>> START Dataset records

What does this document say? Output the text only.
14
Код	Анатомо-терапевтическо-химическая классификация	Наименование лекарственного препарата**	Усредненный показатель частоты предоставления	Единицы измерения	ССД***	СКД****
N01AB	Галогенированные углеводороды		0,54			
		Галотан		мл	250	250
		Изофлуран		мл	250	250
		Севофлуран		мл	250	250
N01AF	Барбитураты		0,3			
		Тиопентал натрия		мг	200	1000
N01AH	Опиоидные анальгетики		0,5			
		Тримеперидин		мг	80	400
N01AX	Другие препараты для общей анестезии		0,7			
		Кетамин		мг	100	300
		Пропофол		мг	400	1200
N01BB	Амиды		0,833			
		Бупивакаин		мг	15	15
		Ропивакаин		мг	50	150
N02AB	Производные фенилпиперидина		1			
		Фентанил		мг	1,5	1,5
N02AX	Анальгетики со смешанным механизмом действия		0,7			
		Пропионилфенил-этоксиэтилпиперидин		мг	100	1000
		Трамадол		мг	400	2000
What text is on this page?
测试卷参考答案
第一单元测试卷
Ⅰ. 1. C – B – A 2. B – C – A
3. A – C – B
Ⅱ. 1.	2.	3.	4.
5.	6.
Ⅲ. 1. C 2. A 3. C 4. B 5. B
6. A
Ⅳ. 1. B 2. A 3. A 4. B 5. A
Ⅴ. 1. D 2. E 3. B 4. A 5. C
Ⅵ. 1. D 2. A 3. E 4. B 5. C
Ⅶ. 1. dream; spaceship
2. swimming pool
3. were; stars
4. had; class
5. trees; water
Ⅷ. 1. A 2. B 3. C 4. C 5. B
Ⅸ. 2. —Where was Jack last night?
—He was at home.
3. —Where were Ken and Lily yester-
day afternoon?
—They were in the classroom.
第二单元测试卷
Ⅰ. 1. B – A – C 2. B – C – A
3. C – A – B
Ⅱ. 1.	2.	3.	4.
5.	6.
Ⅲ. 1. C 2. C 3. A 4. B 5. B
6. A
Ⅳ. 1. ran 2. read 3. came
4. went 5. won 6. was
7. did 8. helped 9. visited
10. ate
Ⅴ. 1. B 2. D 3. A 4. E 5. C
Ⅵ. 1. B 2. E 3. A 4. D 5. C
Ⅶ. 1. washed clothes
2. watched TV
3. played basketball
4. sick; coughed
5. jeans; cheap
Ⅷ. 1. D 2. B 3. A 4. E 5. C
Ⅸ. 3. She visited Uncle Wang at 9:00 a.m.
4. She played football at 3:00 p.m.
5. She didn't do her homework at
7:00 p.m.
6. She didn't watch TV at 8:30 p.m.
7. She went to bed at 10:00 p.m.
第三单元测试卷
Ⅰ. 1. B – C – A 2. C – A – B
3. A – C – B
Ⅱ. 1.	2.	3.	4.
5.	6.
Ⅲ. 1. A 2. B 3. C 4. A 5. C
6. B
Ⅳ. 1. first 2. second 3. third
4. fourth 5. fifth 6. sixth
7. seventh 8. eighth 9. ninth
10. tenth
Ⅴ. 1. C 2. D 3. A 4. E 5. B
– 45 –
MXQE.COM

>> END Dataset records

Problem to solve
Copy whichever lines in the listing above contain the word "visited".

Exercise output
7. did 8. helped 9. visited
Ⅸ. 3. She visited Uncle Wang at 9:00 a.m.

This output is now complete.